==== Given text ====

That feeling when the deadline is fast approaching and you have barely made a dent in your work – yes, it is dreadful to say the least. At that point when you think you won’t be able to make it, how you wish you’d planned and managed your time better!  

The fact is that researchers have a lot of deliverables; at a minimum, you are likely to be working on publications, presentations, proposal submissions, and conducting studies. Many of you might also be teaching, or mentoring students, or doing peer review work. Apart from the intellectually stimulating work; there are a lot of admin and logistics related issues that researchers need to juggle with their core research related activities. In addition, unprecedented delays may leave you with less time than you had imagined.

To be a successful researcher, it is imperative that you make optimum use of the time available to you. Effective time-management not only helps avoid the last-minute stress and delays but will also ensure that your research journey is smoother and happier.  This article is a compilation of wisdom shared by researchers about time management strategies that have helped them improve their efficiency.

==== Data provided ====

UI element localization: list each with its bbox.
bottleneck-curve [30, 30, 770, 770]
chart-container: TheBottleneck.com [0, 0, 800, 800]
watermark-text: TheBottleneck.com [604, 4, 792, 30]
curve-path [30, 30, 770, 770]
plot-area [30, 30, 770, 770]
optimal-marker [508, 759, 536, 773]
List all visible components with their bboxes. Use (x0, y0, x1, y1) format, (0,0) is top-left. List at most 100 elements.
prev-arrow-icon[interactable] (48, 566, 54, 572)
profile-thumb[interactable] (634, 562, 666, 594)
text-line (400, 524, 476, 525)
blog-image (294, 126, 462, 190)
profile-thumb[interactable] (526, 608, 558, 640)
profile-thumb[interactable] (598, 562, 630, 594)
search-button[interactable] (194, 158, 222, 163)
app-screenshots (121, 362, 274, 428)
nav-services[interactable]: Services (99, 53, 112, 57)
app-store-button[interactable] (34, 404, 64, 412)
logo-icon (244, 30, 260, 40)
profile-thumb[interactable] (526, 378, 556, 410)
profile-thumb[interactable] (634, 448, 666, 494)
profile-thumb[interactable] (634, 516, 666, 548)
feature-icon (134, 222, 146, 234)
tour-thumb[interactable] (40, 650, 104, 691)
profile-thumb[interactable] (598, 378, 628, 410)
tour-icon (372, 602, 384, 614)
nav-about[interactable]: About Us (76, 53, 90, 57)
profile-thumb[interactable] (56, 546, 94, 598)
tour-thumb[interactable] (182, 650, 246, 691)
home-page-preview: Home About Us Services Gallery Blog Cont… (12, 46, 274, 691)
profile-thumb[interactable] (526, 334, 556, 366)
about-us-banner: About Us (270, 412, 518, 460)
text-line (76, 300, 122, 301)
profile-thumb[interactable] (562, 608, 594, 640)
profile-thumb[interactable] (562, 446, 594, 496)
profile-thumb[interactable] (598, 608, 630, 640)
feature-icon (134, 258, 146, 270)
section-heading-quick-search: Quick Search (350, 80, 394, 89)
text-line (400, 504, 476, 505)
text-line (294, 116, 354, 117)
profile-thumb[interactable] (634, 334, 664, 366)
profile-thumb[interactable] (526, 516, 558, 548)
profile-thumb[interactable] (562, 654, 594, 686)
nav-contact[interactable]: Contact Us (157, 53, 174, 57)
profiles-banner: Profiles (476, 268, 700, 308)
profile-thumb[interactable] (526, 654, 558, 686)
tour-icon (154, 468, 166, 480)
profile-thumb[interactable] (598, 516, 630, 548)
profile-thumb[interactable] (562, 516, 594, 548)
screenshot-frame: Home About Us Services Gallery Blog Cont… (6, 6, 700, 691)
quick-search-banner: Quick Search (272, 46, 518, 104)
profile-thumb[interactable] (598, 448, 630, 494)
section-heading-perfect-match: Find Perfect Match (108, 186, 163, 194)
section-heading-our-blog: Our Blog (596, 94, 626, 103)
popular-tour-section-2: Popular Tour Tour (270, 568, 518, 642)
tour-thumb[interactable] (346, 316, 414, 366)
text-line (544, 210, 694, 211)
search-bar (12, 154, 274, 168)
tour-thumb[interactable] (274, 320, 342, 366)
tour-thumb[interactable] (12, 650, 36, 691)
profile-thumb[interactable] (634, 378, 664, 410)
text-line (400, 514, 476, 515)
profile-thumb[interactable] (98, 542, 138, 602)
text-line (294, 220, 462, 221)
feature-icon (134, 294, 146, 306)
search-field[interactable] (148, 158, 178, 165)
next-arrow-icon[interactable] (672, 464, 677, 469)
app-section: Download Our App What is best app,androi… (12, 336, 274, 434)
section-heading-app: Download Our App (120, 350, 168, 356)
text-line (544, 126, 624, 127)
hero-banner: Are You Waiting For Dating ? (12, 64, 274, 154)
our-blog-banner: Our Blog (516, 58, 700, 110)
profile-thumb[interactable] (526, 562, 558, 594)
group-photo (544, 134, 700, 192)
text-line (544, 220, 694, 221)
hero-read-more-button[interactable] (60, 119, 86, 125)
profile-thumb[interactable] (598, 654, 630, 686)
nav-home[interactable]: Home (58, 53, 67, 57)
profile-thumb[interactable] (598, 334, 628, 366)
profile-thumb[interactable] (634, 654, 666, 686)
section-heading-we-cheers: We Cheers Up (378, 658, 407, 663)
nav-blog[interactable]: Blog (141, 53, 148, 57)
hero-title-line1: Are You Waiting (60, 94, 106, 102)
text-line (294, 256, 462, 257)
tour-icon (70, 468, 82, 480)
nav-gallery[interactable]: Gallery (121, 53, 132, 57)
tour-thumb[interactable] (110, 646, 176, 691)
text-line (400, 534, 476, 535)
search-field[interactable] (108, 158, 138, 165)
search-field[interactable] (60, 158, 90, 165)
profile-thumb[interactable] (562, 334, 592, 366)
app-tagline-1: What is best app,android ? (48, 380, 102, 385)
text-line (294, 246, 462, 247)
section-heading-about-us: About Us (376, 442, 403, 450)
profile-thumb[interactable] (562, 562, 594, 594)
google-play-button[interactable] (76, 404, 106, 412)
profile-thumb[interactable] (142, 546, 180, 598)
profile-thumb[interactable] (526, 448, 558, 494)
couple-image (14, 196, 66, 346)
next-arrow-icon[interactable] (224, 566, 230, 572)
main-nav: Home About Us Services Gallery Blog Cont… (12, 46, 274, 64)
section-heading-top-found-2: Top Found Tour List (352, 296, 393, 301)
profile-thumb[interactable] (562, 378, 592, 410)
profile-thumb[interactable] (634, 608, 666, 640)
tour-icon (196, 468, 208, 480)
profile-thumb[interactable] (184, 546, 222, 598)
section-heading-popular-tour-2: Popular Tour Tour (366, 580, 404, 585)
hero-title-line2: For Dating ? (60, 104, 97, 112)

====

● **Given request**: According to the time-management text, what is the article a compilation of?

● **Solution**: Wisdom shared by researchers about time management strategies that have helped them improve their efficiency.